*** Material for this exercise ***

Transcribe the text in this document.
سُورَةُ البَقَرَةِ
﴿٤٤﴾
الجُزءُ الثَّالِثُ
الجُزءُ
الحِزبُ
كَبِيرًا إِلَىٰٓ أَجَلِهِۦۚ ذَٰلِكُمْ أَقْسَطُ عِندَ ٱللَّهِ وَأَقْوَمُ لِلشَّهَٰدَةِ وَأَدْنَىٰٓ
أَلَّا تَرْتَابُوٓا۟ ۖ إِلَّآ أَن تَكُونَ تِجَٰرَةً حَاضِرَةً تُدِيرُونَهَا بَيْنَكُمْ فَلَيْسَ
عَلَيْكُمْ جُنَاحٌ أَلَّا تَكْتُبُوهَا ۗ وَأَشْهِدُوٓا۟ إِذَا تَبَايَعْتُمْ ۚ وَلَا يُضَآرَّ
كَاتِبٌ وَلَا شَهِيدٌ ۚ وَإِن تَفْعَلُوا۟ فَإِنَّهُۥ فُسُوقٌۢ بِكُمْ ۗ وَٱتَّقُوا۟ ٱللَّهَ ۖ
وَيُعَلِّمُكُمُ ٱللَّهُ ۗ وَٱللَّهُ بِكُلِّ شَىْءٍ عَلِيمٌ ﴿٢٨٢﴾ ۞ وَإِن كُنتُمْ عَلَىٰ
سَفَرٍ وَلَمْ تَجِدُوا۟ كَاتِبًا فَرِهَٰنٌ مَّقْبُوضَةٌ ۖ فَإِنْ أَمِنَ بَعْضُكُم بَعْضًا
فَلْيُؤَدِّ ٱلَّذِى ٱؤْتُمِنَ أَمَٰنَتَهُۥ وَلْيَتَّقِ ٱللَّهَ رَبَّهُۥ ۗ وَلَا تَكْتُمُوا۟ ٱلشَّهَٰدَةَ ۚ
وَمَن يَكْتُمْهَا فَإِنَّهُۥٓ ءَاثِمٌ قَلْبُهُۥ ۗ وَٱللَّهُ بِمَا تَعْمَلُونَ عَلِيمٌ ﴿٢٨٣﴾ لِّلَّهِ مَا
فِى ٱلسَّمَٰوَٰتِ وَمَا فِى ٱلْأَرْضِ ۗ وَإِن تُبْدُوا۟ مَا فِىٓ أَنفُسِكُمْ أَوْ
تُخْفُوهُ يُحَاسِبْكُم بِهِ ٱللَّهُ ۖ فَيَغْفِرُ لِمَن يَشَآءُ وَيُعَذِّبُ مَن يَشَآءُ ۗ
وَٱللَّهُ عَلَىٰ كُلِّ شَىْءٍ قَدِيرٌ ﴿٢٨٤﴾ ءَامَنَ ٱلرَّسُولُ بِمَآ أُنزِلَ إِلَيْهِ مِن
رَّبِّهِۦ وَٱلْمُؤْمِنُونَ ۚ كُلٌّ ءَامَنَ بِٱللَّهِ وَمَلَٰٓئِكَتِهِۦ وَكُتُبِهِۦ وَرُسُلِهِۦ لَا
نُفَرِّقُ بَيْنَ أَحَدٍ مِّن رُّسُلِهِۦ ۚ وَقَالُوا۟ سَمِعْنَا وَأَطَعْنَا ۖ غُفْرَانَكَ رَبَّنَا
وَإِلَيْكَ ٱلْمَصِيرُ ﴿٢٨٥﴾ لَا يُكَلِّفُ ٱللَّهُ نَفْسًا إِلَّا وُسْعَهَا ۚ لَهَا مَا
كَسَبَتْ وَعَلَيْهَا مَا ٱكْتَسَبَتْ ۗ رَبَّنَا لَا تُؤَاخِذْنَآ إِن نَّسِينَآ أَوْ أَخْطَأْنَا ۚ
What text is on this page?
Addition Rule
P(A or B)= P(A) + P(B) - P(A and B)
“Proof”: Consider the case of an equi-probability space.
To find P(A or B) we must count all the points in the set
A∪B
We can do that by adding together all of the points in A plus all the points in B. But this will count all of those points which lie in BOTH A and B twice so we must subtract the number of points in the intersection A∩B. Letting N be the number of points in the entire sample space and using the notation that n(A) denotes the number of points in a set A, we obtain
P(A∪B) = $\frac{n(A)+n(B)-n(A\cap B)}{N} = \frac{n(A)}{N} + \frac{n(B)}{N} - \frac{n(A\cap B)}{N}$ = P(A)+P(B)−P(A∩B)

***

→ Your goal
Pick each line holding the word "count" out of the data and copy it.

→ Written answer
To find P(A or B) we must count all the points in the set
We can do that by adding together all of the points in A plus all the points in B. But this will count all of those points which lie in BOTH A and B twice so we must subtract the number of points in the intersection A∩B. Letting N be the number of points in the entire sample space and using the notation that n(A) denotes the number of points in a set A, we obtain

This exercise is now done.